EXERCISE:
Leave out the pictures and repeat the data exactly.

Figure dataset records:

— Begin —

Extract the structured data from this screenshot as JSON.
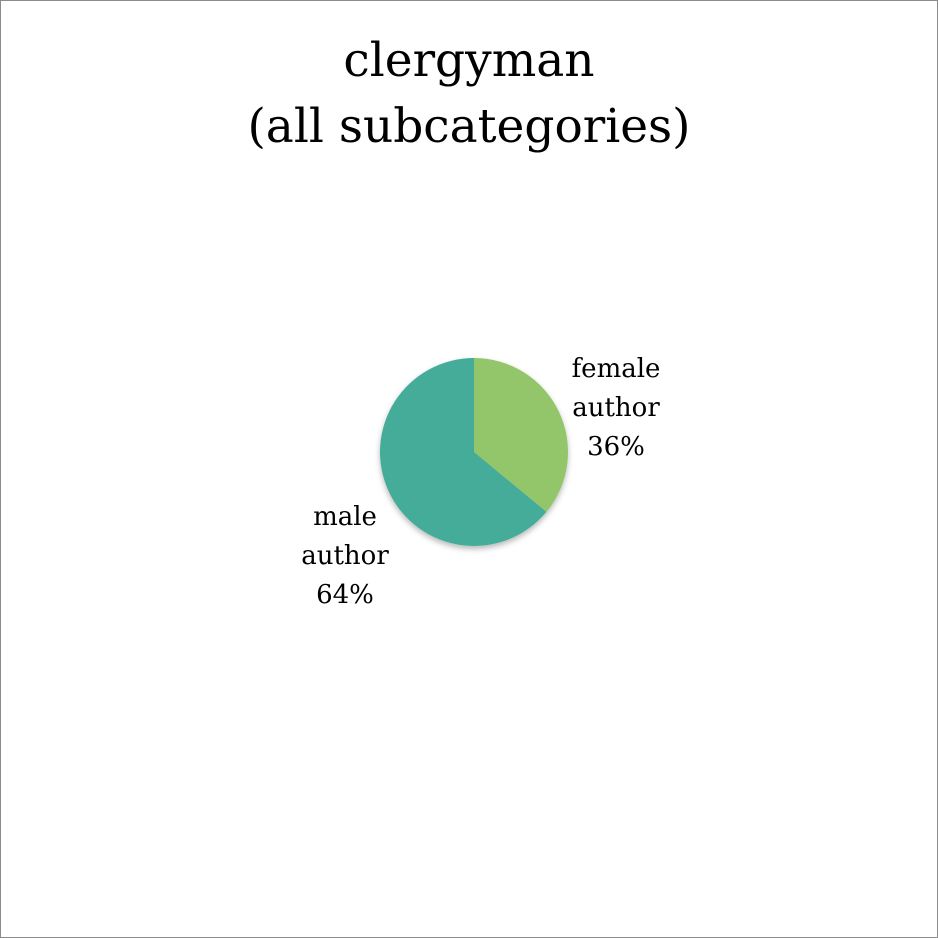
{
  "chart_data": {
    "type": "pie",
    "title_lines": [
      "clergyman",
      "(all subcategories)"
    ],
    "slices": [
      {
        "label": "female author",
        "label_lines": [
          "female",
          "author"
        ],
        "pct_text": "36%",
        "value": 36,
        "color": "#93c66a"
      },
      {
        "label": "male author",
        "label_lines": [
          "male",
          "author"
        ],
        "pct_text": "64%",
        "value": 64,
        "color": "#44ac99"
      }
    ],
    "start_angle": "top (12 o'clock), clockwise"
  }
}
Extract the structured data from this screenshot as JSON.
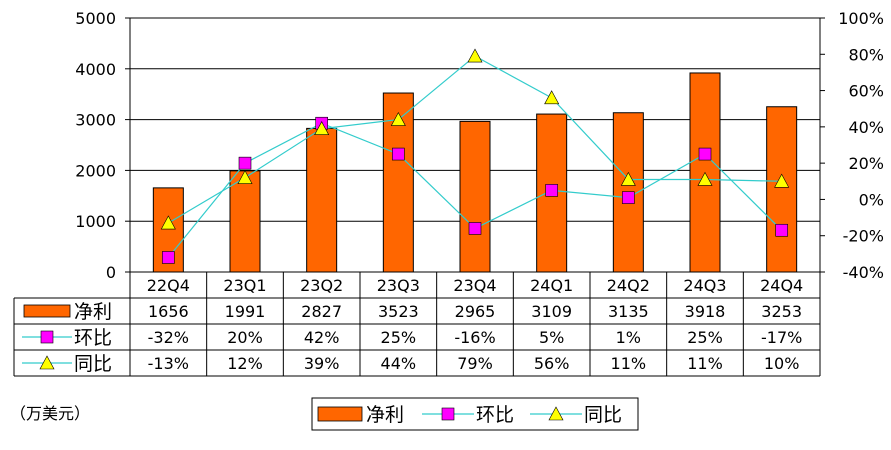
{
  "chart_data": {
    "type": "bar",
    "categories": [
      "22Q4",
      "23Q1",
      "23Q2",
      "23Q3",
      "23Q4",
      "24Q1",
      "24Q2",
      "24Q3",
      "24Q4"
    ],
    "series": [
      {
        "name": "净利",
        "type": "bar",
        "axis": "left",
        "values": [
          1656,
          1991,
          2827,
          3523,
          2965,
          3109,
          3135,
          3918,
          3253
        ],
        "table_values": [
          "1656",
          "1991",
          "2827",
          "3523",
          "2965",
          "3109",
          "3135",
          "3918",
          "3253"
        ],
        "color": "#FF6600"
      },
      {
        "name": "环比",
        "type": "line",
        "axis": "right",
        "marker": "square",
        "values": [
          -32,
          20,
          42,
          25,
          -16,
          5,
          1,
          25,
          -17
        ],
        "table_values": [
          "-32%",
          "20%",
          "42%",
          "25%",
          "-16%",
          "5%",
          "1%",
          "25%",
          "-17%"
        ],
        "color": "#FF00FF",
        "line_color": "#33CCCC"
      },
      {
        "name": "同比",
        "type": "line",
        "axis": "right",
        "marker": "triangle",
        "values": [
          -13,
          12,
          39,
          44,
          79,
          56,
          11,
          11,
          10
        ],
        "table_values": [
          "-13%",
          "12%",
          "39%",
          "44%",
          "79%",
          "56%",
          "11%",
          "11%",
          "10%"
        ],
        "color": "#FFFF00",
        "line_color": "#33CCCC"
      }
    ],
    "y_left": {
      "lim": [
        0,
        5000
      ],
      "ticks": [
        "0",
        "1000",
        "2000",
        "3000",
        "4000",
        "5000"
      ]
    },
    "y_right": {
      "lim": [
        -40,
        100
      ],
      "ticks": [
        "-40%",
        "-20%",
        "0%",
        "20%",
        "40%",
        "60%",
        "80%",
        "100%"
      ]
    },
    "grid": true,
    "legend_position": "bottom",
    "unit_note": "（万美元）"
  }
}
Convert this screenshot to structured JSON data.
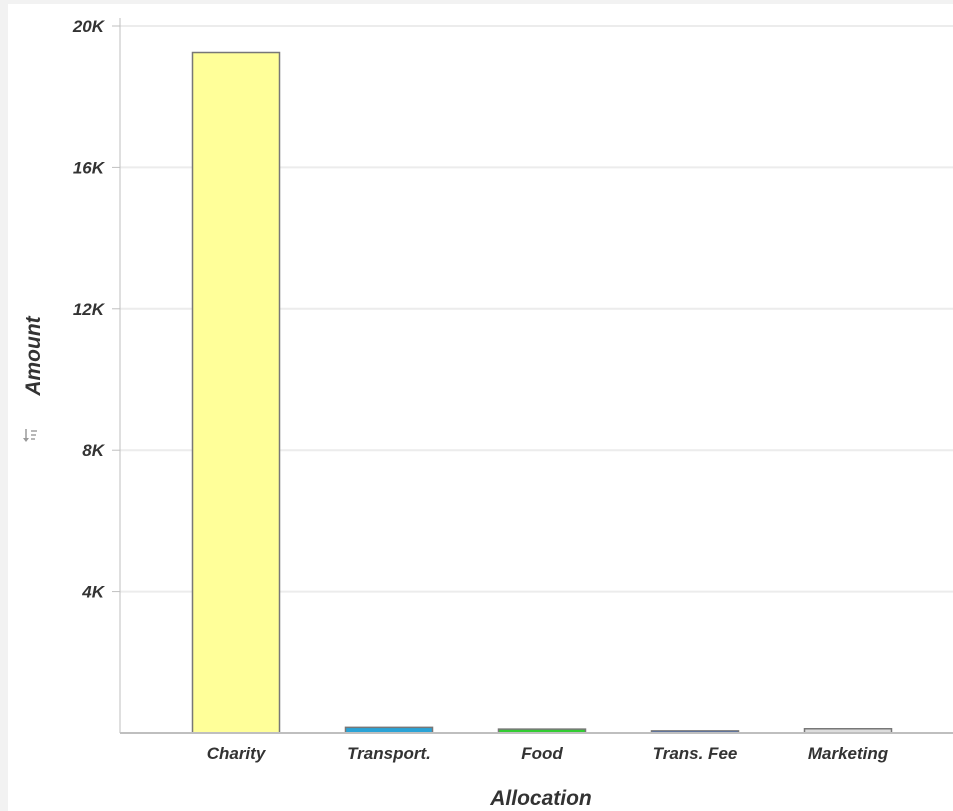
{
  "chart_data": {
    "type": "bar",
    "categories": [
      "Charity",
      "Transport.",
      "Food",
      "Trans. Fee",
      "Marketing"
    ],
    "values": [
      19250,
      160,
      110,
      60,
      120
    ],
    "xlabel": "Allocation",
    "ylabel": "Amount",
    "ylim": [
      0,
      20000
    ],
    "yticks": [
      4000,
      8000,
      12000,
      16000,
      20000
    ],
    "ytick_labels": [
      "4K",
      "8K",
      "12K",
      "16K",
      "20K"
    ],
    "grid": true,
    "legend": "none",
    "colors": [
      "#ffff99",
      "#2aa3d6",
      "#33cc33",
      "#3a6fdc",
      "#dddddd"
    ]
  },
  "ylabel_icon": "sort-icon"
}
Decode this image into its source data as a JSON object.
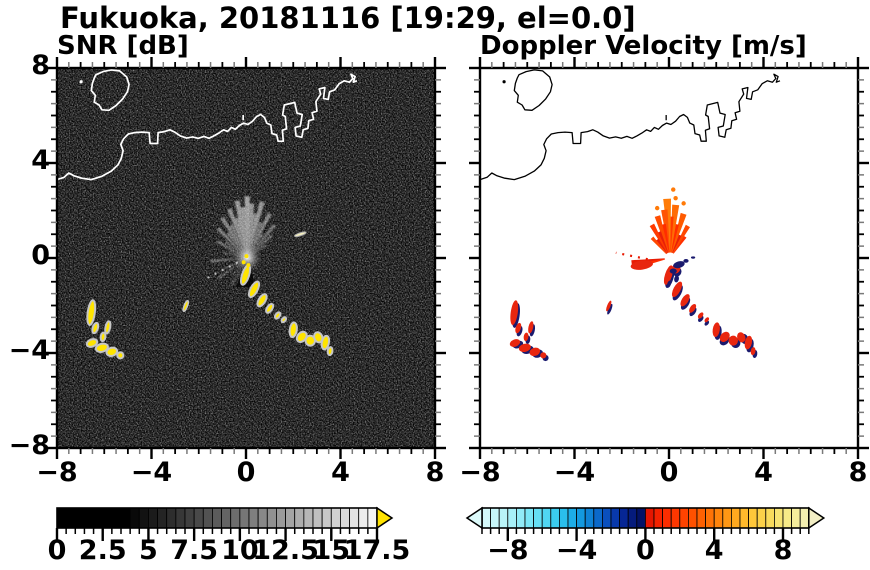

— End —

OUTPUT FOR THIS EXERCISE:
Extract the structured data from this screenshot as JSON.
{
  "chart_data": {
    "type": "pie",
    "title_lines": [
      "clergyman",
      "(all subcategories)"
    ],
    "slices": [
      {
        "label": "female author",
        "label_lines": [
          "female",
          "author"
        ],
        "pct_text": "36%",
        "value": 36,
        "color": "#93c66a"
      },
      {
        "label": "male author",
        "label_lines": [
          "male",
          "author"
        ],
        "pct_text": "64%",
        "value": 64,
        "color": "#44ac99"
      }
    ],
    "start_angle": "top (12 o'clock), clockwise"
  }
}
Extract the structured data from this screenshot as JSON.
{
  "chart_data": {
    "type": "bar",
    "categories": [
      "22Q4",
      "23Q1",
      "23Q2",
      "23Q3",
      "23Q4",
      "24Q1",
      "24Q2",
      "24Q3",
      "24Q4"
    ],
    "series": [
      {
        "name": "净利",
        "type": "bar",
        "axis": "left",
        "values": [
          1656,
          1991,
          2827,
          3523,
          2965,
          3109,
          3135,
          3918,
          3253
        ],
        "table_values": [
          "1656",
          "1991",
          "2827",
          "3523",
          "2965",
          "3109",
          "3135",
          "3918",
          "3253"
        ],
        "color": "#FF6600"
      },
      {
        "name": "环比",
        "type": "line",
        "axis": "right",
        "marker": "square",
        "values": [
          -32,
          20,
          42,
          25,
          -16,
          5,
          1,
          25,
          -17
        ],
        "table_values": [
          "-32%",
          "20%",
          "42%",
          "25%",
          "-16%",
          "5%",
          "1%",
          "25%",
          "-17%"
        ],
        "color": "#FF00FF",
        "line_color": "#33CCCC"
      },
      {
        "name": "同比",
        "type": "line",
        "axis": "right",
        "marker": "triangle",
        "values": [
          -13,
          12,
          39,
          44,
          79,
          56,
          11,
          11,
          10
        ],
        "table_values": [
          "-13%",
          "12%",
          "39%",
          "44%",
          "79%",
          "56%",
          "11%",
          "11%",
          "10%"
        ],
        "color": "#FFFF00",
        "line_color": "#33CCCC"
      }
    ],
    "y_left": {
      "lim": [
        0,
        5000
      ],
      "ticks": [
        "0",
        "1000",
        "2000",
        "3000",
        "4000",
        "5000"
      ]
    },
    "y_right": {
      "lim": [
        -40,
        100
      ],
      "ticks": [
        "-40%",
        "-20%",
        "0%",
        "20%",
        "40%",
        "60%",
        "80%",
        "100%"
      ]
    },
    "grid": true,
    "legend_position": "bottom",
    "unit_note": "（万美元）"
  }
}
Convert this screenshot to structured JSON data.
{
  "chart_data": {
    "type": "bar",
    "categories": [
      "Charity",
      "Transport.",
      "Food",
      "Trans. Fee",
      "Marketing"
    ],
    "values": [
      19250,
      160,
      110,
      60,
      120
    ],
    "xlabel": "Allocation",
    "ylabel": "Amount",
    "ylim": [
      0,
      20000
    ],
    "yticks": [
      4000,
      8000,
      12000,
      16000,
      20000
    ],
    "ytick_labels": [
      "4K",
      "8K",
      "12K",
      "16K",
      "20K"
    ],
    "grid": true,
    "legend": "none",
    "colors": [
      "#ffff99",
      "#2aa3d6",
      "#33cc33",
      "#3a6fdc",
      "#dddddd"
    ]
  },
  "ylabel_icon": "sort-icon"
}
Decode this image into its source data as a JSON object.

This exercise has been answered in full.